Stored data
===============

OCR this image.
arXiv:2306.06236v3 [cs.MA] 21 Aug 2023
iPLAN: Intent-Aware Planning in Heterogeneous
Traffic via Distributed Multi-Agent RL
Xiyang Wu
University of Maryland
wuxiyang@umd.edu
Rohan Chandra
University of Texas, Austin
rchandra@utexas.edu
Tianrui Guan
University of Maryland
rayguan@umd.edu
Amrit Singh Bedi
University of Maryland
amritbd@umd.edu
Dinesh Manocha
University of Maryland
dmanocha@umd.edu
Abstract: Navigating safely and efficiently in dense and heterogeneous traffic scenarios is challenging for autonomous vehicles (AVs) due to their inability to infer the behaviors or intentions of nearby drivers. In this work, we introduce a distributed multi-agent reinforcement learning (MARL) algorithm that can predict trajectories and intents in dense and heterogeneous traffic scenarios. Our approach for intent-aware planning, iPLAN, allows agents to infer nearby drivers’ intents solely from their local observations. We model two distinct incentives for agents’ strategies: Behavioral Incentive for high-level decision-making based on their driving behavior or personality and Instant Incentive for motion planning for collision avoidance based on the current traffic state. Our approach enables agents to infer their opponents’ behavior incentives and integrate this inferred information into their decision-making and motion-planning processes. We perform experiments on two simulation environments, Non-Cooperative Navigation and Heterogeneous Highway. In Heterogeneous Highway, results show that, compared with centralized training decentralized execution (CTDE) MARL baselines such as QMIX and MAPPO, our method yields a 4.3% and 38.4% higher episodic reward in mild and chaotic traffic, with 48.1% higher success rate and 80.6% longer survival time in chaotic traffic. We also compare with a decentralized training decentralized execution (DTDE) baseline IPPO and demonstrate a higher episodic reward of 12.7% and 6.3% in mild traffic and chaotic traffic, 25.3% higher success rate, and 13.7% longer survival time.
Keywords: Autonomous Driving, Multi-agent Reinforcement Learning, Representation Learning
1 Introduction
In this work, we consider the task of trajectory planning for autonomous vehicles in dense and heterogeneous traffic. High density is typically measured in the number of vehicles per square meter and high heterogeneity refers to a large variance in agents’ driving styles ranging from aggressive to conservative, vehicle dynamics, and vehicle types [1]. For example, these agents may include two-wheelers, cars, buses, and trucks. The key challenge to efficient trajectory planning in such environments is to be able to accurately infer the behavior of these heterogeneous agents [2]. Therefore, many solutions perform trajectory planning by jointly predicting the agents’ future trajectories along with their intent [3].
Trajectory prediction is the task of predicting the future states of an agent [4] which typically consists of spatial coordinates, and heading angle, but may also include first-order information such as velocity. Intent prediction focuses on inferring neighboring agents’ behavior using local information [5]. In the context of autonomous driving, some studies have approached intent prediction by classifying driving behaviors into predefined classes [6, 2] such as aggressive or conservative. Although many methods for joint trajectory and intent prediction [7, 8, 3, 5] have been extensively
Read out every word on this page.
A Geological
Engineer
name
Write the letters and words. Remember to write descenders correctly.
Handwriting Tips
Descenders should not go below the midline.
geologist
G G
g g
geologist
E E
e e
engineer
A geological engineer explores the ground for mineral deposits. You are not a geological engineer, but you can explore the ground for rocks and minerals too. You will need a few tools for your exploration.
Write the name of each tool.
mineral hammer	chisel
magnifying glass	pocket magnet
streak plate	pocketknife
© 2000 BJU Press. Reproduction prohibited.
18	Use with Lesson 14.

===============

→ Problem to work on:
Above are the records; copy all of them exactly.

→ Response to the task:
OCR this image.
arXiv:2306.06236v3 [cs.MA] 21 Aug 2023
iPLAN: Intent-Aware Planning in Heterogeneous
Traffic via Distributed Multi-Agent RL
Xiyang Wu
University of Maryland
wuxiyang@umd.edu
Rohan Chandra
University of Texas, Austin
rchandra@utexas.edu
Tianrui Guan
University of Maryland
rayguan@umd.edu
Amrit Singh Bedi
University of Maryland
amritbd@umd.edu
Dinesh Manocha
University of Maryland
dmanocha@umd.edu
Abstract: Navigating safely and efficiently in dense and heterogeneous traffic scenarios is challenging for autonomous vehicles (AVs) due to their inability to infer the behaviors or intentions of nearby drivers. In this work, we introduce a distributed multi-agent reinforcement learning (MARL) algorithm that can predict trajectories and intents in dense and heterogeneous traffic scenarios. Our approach for intent-aware planning, iPLAN, allows agents to infer nearby drivers’ intents solely from their local observations. We model two distinct incentives for agents’ strategies: Behavioral Incentive for high-level decision-making based on their driving behavior or personality and Instant Incentive for motion planning for collision avoidance based on the current traffic state. Our approach enables agents to infer their opponents’ behavior incentives and integrate this inferred information into their decision-making and motion-planning processes. We perform experiments on two simulation environments, Non-Cooperative Navigation and Heterogeneous Highway. In Heterogeneous Highway, results show that, compared with centralized training decentralized execution (CTDE) MARL baselines such as QMIX and MAPPO, our method yields a 4.3% and 38.4% higher episodic reward in mild and chaotic traffic, with 48.1% higher success rate and 80.6% longer survival time in chaotic traffic. We also compare with a decentralized training decentralized execution (DTDE) baseline IPPO and demonstrate a higher episodic reward of 12.7% and 6.3% in mild traffic and chaotic traffic, 25.3% higher success rate, and 13.7% longer survival time.
Keywords: Autonomous Driving, Multi-agent Reinforcement Learning, Representation Learning
1 Introduction
In this work, we consider the task of trajectory planning for autonomous vehicles in dense and heterogeneous traffic. High density is typically measured in the number of vehicles per square meter and high heterogeneity refers to a large variance in agents’ driving styles ranging from aggressive to conservative, vehicle dynamics, and vehicle types [1]. For example, these agents may include two-wheelers, cars, buses, and trucks. The key challenge to efficient trajectory planning in such environments is to be able to accurately infer the behavior of these heterogeneous agents [2]. Therefore, many solutions perform trajectory planning by jointly predicting the agents’ future trajectories along with their intent [3].
Trajectory prediction is the task of predicting the future states of an agent [4] which typically consists of spatial coordinates, and heading angle, but may also include first-order information such as velocity. Intent prediction focuses on inferring neighboring agents’ behavior using local information [5]. In the context of autonomous driving, some studies have approached intent prediction by classifying driving behaviors into predefined classes [6, 2] such as aggressive or conservative. Although many methods for joint trajectory and intent prediction [7, 8, 3, 5] have been extensively
Read out every word on this page.
A Geological
Engineer
name
Write the letters and words. Remember to write descenders correctly.
Handwriting Tips
Descenders should not go below the midline.
geologist
G G
g g
geologist
E E
e e
engineer
A geological engineer explores the ground for mineral deposits. You are not a geological engineer, but you can explore the ground for rocks and minerals too. You will need a few tools for your exploration.
Write the name of each tool.
mineral hammer	chisel
magnifying glass	pocket magnet
streak plate	pocketknife
© 2000 BJU Press. Reproduction prohibited.
18	Use with Lesson 14.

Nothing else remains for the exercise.